- Your instructions: Determine which lines of the records include the word "alert", and copy them.

[Data items]
----------------
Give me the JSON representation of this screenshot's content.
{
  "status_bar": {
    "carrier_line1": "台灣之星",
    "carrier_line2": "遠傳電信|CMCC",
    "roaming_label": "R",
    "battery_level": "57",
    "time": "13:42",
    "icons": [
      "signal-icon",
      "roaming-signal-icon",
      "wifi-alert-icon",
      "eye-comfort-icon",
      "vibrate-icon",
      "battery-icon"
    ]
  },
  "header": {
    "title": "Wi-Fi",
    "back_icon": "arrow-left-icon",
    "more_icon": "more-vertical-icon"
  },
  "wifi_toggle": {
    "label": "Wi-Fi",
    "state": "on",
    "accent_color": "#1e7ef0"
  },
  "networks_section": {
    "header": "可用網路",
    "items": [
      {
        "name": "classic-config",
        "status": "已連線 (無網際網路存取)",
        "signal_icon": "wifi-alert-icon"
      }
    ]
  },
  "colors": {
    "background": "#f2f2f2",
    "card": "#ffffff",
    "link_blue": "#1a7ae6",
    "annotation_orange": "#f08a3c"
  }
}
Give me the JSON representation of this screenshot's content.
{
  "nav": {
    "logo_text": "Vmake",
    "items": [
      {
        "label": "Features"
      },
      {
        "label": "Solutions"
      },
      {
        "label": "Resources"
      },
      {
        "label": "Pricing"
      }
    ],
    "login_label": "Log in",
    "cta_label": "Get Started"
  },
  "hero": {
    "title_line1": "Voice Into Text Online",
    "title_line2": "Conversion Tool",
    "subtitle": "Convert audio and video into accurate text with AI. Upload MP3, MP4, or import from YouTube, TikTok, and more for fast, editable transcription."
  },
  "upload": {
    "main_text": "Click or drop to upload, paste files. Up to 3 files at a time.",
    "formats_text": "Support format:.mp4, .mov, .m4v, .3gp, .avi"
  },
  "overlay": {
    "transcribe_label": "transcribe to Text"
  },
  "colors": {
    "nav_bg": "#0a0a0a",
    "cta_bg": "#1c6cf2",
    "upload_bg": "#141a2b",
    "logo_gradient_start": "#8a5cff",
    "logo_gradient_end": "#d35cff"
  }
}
----------------
- Finished answer:
      "wifi-alert-icon",
        "signal_icon": "wifi-alert-icon"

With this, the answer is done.